* Begin *
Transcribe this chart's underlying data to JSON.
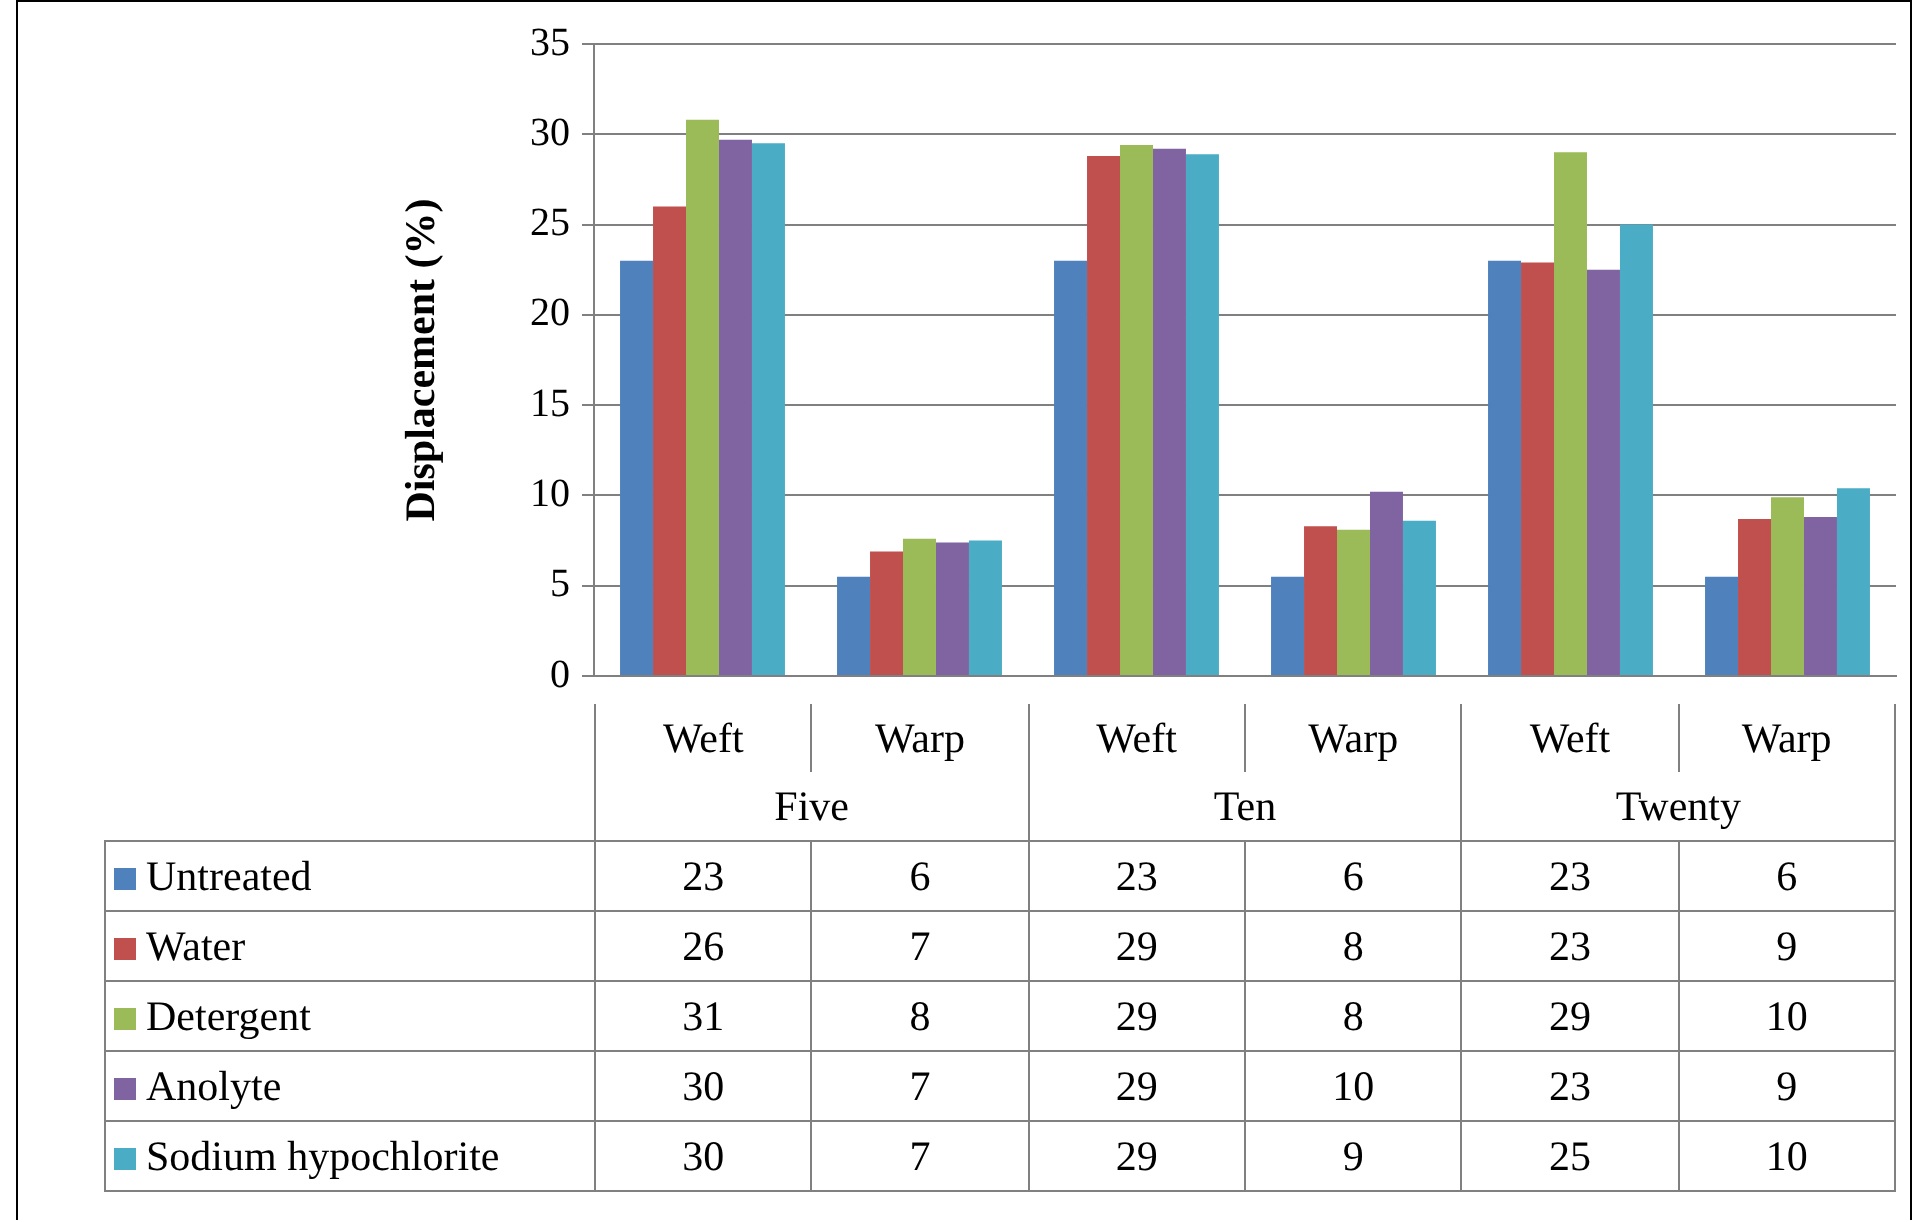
{
  "chart_data": {
    "type": "bar",
    "ylabel": "Displacement (%)",
    "categories": [
      "Weft",
      "Warp",
      "Weft",
      "Warp",
      "Weft",
      "Warp"
    ],
    "annotations": [
      "Five",
      "Ten",
      "Twenty"
    ],
    "ylim": [
      0,
      35
    ],
    "yticks": [
      0,
      5,
      10,
      15,
      20,
      25,
      30,
      35
    ],
    "grid": "y",
    "legend": "bottom",
    "series": [
      {
        "name": "Untreated",
        "color": "#4f81bd",
        "values": [
          23,
          5.5,
          23,
          5.5,
          23,
          5.5
        ],
        "value_labels": [
          "23",
          "6",
          "23",
          "6",
          "23",
          "6"
        ]
      },
      {
        "name": "Water",
        "color": "#c0504d",
        "values": [
          26,
          6.9,
          28.8,
          8.3,
          22.9,
          8.7
        ],
        "value_labels": [
          "26",
          "7",
          "29",
          "8",
          "23",
          "9"
        ]
      },
      {
        "name": "Detergent",
        "color": "#9bbb59",
        "values": [
          30.8,
          7.6,
          29.4,
          8.1,
          29,
          9.9
        ],
        "value_labels": [
          "31",
          "8",
          "29",
          "8",
          "29",
          "10"
        ]
      },
      {
        "name": "Anolyte",
        "color": "#8064a2",
        "values": [
          29.7,
          7.4,
          29.2,
          10.2,
          22.5,
          8.8
        ],
        "value_labels": [
          "30",
          "7",
          "29",
          "10",
          "23",
          "9"
        ]
      },
      {
        "name": "Sodium hypochlorite",
        "color": "#4bacc6",
        "values": [
          29.5,
          7.5,
          28.9,
          8.6,
          25,
          10.4
        ],
        "value_labels": [
          "30",
          "7",
          "29",
          "9",
          "25",
          "10"
        ]
      }
    ]
  }
}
* End *
Work instructions:
Report each line in the data that holds the word "color".

Expected answer:
        "color": "#4f81bd",
        "color": "#c0504d",
        "color": "#9bbb59",
        "color": "#8064a2",
        "color": "#4bacc6",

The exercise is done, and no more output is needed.